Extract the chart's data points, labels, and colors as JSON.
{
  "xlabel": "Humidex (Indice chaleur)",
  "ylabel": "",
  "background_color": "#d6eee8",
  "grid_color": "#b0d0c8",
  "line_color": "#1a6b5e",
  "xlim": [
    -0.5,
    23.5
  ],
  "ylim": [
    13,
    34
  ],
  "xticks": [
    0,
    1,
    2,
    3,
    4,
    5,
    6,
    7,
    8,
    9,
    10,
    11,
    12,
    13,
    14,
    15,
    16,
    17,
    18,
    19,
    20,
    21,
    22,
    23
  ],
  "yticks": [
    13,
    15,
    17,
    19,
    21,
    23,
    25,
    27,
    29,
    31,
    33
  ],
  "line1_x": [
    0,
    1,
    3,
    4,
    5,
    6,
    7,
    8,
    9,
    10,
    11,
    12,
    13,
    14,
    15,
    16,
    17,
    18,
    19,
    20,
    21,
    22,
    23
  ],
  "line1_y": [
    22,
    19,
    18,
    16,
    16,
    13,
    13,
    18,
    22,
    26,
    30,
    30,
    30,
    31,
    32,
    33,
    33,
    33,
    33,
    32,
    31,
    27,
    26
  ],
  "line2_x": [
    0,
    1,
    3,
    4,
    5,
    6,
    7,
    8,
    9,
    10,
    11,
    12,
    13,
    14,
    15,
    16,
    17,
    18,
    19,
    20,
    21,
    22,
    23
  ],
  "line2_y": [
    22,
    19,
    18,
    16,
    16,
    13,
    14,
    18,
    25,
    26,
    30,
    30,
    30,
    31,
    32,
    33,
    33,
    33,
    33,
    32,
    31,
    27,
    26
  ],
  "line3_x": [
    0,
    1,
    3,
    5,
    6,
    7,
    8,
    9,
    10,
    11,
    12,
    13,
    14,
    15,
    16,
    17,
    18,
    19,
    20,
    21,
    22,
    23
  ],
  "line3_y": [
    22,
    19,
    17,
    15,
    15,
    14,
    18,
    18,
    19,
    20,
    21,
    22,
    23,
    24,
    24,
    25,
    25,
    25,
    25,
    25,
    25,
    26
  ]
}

________________

Retype the records above exactly.

Extract the chart's data points, labels, and colors as JSON.
{
  "xlabel": "Humidex (Indice chaleur)",
  "ylabel": "",
  "background_color": "#d6eee8",
  "grid_color": "#b0d0c8",
  "line_color": "#1a6b5e",
  "xlim": [
    -0.5,
    23.5
  ],
  "ylim": [
    13,
    34
  ],
  "xticks": [
    0,
    1,
    2,
    3,
    4,
    5,
    6,
    7,
    8,
    9,
    10,
    11,
    12,
    13,
    14,
    15,
    16,
    17,
    18,
    19,
    20,
    21,
    22,
    23
  ],
  "yticks": [
    13,
    15,
    17,
    19,
    21,
    23,
    25,
    27,
    29,
    31,
    33
  ],
  "line1_x": [
    0,
    1,
    3,
    4,
    5,
    6,
    7,
    8,
    9,
    10,
    11,
    12,
    13,
    14,
    15,
    16,
    17,
    18,
    19,
    20,
    21,
    22,
    23
  ],
  "line1_y": [
    22,
    19,
    18,
    16,
    16,
    13,
    13,
    18,
    22,
    26,
    30,
    30,
    30,
    31,
    32,
    33,
    33,
    33,
    33,
    32,
    31,
    27,
    26
  ],
  "line2_x": [
    0,
    1,
    3,
    4,
    5,
    6,
    7,
    8,
    9,
    10,
    11,
    12,
    13,
    14,
    15,
    16,
    17,
    18,
    19,
    20,
    21,
    22,
    23
  ],
  "line2_y": [
    22,
    19,
    18,
    16,
    16,
    13,
    14,
    18,
    25,
    26,
    30,
    30,
    30,
    31,
    32,
    33,
    33,
    33,
    33,
    32,
    31,
    27,
    26
  ],
  "line3_x": [
    0,
    1,
    3,
    5,
    6,
    7,
    8,
    9,
    10,
    11,
    12,
    13,
    14,
    15,
    16,
    17,
    18,
    19,
    20,
    21,
    22,
    23
  ],
  "line3_y": [
    22,
    19,
    17,
    15,
    15,
    14,
    18,
    18,
    19,
    20,
    21,
    22,
    23,
    24,
    24,
    25,
    25,
    25,
    25,
    25,
    25,
    26
  ]
}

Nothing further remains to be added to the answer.